** To do **
Look through the lines below and extract any with the word "grid".
[START Task input]
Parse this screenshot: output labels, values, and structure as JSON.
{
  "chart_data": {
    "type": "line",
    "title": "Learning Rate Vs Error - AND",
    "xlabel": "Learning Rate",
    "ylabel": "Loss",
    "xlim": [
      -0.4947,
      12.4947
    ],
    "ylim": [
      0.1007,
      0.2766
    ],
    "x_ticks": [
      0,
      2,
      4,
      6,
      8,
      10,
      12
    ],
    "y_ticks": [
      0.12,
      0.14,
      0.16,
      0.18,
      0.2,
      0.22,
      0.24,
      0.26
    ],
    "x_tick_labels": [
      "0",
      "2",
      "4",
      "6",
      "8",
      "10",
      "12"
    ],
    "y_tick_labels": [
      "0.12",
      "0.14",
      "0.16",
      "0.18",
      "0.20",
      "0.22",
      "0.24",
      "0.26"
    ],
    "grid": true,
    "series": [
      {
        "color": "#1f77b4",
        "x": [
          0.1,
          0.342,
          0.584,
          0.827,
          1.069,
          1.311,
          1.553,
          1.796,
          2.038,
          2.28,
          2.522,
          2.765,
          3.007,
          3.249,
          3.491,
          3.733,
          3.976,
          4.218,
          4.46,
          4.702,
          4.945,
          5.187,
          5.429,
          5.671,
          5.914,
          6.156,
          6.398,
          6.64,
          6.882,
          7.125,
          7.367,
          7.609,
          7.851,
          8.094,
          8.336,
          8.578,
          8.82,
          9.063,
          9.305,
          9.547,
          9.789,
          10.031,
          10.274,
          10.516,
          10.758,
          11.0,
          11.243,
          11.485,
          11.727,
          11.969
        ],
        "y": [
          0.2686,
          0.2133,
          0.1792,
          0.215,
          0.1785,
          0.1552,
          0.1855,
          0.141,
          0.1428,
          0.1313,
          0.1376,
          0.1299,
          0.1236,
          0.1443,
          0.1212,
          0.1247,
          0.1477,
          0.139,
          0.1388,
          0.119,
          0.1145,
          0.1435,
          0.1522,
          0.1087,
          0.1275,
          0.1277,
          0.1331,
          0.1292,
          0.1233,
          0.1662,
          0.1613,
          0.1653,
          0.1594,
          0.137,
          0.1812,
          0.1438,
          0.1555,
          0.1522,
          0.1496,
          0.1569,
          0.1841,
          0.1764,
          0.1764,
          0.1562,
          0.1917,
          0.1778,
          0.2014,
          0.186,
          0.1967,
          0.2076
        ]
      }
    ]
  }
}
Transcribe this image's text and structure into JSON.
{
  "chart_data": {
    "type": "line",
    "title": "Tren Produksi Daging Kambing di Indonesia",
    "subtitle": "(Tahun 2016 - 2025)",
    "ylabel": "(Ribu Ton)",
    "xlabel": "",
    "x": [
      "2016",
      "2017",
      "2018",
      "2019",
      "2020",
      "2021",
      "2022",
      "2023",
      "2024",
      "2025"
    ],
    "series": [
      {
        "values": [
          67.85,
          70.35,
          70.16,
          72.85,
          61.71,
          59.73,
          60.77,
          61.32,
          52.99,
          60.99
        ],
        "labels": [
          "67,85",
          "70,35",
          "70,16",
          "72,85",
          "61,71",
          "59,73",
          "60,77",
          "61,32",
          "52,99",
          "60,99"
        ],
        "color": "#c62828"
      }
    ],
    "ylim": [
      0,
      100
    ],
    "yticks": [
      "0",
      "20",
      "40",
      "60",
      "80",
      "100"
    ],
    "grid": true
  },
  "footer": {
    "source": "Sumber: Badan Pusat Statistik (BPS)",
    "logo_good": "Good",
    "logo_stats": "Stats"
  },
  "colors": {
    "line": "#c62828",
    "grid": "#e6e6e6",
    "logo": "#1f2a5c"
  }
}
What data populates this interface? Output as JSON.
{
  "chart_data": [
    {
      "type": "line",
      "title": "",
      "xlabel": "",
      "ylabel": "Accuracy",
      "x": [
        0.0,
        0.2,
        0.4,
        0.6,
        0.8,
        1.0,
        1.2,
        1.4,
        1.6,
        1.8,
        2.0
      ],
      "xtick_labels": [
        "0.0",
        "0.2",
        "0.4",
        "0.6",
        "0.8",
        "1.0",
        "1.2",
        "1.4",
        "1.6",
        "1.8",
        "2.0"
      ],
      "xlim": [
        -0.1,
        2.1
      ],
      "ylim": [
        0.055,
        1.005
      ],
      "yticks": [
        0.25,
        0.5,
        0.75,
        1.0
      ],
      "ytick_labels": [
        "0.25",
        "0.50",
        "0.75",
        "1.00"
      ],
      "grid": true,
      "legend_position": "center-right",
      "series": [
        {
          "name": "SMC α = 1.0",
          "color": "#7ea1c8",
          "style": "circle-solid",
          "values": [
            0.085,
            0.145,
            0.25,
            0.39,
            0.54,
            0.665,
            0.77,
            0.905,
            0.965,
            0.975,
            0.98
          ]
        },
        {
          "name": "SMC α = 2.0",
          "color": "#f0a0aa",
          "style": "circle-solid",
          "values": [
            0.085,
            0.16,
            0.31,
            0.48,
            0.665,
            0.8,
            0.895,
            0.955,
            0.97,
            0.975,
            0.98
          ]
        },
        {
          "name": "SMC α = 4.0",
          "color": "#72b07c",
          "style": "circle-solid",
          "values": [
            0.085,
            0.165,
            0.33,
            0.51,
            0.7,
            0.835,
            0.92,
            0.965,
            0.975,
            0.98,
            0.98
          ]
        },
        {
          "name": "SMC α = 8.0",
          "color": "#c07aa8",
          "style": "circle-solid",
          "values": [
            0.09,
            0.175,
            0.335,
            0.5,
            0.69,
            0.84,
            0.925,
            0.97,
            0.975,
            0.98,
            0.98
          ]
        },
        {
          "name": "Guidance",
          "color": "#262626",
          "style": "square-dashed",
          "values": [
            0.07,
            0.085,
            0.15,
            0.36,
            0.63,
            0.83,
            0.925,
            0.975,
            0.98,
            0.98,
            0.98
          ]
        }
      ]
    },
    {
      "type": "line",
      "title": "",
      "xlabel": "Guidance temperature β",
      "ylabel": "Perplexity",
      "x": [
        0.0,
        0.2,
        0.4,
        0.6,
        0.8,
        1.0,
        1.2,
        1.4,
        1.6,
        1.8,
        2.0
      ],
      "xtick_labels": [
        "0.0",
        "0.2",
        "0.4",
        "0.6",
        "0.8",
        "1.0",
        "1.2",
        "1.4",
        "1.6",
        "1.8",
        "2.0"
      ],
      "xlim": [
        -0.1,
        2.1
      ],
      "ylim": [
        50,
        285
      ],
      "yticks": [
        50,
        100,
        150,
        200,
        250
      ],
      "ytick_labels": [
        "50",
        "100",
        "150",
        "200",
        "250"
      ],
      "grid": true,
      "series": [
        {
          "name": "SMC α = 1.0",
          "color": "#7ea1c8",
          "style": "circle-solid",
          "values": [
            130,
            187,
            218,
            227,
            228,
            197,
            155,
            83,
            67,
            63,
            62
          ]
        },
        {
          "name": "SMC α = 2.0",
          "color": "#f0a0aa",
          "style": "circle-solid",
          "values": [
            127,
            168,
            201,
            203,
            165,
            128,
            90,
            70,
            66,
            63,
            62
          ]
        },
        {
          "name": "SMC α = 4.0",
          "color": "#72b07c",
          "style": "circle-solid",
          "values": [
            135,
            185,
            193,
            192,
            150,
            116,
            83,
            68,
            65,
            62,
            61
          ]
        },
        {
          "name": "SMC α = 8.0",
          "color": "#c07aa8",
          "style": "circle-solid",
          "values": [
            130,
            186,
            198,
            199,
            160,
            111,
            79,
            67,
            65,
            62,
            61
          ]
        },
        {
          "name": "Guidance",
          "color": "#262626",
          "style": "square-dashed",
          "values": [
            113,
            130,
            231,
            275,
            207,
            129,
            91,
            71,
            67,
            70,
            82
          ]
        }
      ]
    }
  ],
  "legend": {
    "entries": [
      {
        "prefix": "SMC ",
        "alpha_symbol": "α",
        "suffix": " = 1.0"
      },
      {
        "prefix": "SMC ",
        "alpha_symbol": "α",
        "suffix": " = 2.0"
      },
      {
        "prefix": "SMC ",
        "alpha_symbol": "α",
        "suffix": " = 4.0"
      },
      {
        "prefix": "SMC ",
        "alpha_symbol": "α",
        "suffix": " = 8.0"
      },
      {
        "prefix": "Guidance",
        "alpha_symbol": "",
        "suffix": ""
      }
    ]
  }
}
[END Task input]
** Full solution **
    "grid": true,
    "grid": true
    "grid": "#e6e6e6",
      "grid": true,
      "grid": true,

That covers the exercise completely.